Extracted records
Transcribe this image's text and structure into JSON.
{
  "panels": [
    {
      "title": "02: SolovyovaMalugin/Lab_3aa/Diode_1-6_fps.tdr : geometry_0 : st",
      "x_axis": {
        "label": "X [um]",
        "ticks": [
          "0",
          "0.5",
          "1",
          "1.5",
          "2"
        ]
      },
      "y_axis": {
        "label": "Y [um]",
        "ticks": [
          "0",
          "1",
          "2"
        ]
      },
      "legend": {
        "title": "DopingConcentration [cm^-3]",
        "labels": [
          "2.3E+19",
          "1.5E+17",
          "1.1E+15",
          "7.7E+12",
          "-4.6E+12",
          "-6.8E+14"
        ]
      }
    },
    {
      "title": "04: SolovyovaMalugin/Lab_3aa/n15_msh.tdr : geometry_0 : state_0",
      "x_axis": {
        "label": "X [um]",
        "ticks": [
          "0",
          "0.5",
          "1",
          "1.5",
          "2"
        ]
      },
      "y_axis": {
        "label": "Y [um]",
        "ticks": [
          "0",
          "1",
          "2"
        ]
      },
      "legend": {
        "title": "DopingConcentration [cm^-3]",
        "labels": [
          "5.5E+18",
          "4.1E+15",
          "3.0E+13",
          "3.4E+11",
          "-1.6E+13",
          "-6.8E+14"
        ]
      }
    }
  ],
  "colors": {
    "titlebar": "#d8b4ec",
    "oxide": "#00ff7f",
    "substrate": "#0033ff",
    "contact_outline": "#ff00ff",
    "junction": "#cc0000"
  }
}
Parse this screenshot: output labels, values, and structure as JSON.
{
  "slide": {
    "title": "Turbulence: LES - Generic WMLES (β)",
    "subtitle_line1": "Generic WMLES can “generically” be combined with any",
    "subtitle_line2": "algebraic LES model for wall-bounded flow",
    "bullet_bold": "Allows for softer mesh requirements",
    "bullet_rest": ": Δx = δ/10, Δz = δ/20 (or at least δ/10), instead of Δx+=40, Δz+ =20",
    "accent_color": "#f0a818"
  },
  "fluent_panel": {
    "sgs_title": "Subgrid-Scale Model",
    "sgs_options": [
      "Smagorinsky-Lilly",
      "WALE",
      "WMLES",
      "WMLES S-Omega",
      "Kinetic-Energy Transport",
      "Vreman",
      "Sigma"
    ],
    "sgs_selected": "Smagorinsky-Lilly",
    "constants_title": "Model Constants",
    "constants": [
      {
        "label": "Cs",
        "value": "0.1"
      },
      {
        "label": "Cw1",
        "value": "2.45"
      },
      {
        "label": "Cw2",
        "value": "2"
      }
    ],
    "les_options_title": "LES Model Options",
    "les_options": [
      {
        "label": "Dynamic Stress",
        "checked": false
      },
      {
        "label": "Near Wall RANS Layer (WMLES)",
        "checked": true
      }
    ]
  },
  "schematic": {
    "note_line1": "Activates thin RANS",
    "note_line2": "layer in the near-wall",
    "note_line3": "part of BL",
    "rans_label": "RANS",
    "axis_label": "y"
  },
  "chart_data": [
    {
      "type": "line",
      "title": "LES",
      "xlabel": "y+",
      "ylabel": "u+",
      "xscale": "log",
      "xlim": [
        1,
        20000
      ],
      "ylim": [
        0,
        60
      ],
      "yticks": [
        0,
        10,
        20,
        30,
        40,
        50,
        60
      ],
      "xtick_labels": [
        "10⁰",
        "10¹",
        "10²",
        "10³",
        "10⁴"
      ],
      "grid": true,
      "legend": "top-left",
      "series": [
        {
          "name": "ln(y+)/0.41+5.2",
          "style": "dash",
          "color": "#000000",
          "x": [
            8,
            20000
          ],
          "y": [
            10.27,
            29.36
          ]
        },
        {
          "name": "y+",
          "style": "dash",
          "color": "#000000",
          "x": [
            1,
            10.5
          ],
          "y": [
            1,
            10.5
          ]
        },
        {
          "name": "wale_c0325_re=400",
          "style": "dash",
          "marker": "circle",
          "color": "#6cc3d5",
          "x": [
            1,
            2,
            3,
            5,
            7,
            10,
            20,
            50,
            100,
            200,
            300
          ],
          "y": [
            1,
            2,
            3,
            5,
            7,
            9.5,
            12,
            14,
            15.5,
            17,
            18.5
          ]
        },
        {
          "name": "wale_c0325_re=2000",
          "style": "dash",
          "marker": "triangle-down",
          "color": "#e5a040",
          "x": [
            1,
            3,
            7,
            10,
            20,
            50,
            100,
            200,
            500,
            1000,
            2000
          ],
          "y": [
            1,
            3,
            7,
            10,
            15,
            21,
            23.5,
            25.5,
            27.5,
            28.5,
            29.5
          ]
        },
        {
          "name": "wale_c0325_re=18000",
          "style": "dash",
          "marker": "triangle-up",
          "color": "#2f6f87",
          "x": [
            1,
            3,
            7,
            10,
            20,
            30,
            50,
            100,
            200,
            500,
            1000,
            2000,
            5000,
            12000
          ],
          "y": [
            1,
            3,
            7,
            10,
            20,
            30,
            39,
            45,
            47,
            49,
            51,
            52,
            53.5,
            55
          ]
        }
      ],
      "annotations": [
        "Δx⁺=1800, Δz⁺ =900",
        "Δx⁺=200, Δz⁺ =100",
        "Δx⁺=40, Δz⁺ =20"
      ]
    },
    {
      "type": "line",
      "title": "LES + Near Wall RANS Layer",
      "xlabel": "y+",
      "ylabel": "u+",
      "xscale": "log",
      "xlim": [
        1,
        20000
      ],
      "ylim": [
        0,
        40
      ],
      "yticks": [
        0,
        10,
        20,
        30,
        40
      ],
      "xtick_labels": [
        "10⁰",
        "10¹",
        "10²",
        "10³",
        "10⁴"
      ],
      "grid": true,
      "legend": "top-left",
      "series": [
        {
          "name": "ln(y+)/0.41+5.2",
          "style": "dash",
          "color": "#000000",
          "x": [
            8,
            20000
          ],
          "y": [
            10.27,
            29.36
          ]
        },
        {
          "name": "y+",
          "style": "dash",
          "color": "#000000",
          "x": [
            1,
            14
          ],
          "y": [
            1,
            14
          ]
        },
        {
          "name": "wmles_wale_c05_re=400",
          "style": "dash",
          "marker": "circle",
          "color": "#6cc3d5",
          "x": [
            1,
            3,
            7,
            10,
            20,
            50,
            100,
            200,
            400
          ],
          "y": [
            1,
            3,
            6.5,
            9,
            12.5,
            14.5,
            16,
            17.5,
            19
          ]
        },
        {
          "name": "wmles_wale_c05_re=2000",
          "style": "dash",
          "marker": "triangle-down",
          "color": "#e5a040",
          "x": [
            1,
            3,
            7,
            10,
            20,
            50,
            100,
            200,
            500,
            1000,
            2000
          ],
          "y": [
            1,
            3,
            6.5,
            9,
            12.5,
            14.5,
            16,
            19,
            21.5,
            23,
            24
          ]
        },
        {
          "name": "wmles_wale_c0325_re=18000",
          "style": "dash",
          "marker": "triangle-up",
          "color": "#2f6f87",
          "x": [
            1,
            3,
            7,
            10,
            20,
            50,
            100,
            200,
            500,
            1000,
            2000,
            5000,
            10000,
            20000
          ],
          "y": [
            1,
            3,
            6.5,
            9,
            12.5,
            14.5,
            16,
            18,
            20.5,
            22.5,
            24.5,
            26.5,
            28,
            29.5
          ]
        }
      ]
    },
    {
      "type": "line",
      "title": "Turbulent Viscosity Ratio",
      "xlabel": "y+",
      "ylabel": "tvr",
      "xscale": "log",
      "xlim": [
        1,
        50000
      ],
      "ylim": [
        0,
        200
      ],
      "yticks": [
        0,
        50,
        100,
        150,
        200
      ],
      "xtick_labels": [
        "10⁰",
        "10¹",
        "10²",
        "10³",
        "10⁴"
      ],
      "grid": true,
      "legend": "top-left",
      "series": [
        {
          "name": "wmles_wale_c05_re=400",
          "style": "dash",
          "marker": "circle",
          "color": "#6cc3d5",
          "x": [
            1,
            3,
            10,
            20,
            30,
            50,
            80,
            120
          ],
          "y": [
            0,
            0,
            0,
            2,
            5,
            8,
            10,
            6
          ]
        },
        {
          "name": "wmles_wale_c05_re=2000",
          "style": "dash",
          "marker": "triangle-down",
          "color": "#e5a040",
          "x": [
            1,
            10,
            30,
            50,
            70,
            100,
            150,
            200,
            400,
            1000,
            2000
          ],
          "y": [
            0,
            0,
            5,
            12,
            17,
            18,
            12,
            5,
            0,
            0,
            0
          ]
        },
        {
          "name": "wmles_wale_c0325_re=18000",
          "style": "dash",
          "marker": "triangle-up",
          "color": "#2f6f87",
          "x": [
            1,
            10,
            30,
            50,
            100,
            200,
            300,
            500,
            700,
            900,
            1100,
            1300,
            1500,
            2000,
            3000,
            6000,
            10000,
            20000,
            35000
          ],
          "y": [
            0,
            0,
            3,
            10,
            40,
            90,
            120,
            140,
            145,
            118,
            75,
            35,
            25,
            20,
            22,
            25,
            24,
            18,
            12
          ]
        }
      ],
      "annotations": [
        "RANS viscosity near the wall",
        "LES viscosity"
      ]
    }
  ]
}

» Given instruction: Copy all lines in the listing above where the string "Smagorinsky" appears.

» Reply to the task:
      "Smagorinsky-Lilly",
    "sgs_selected": "Smagorinsky-Lilly",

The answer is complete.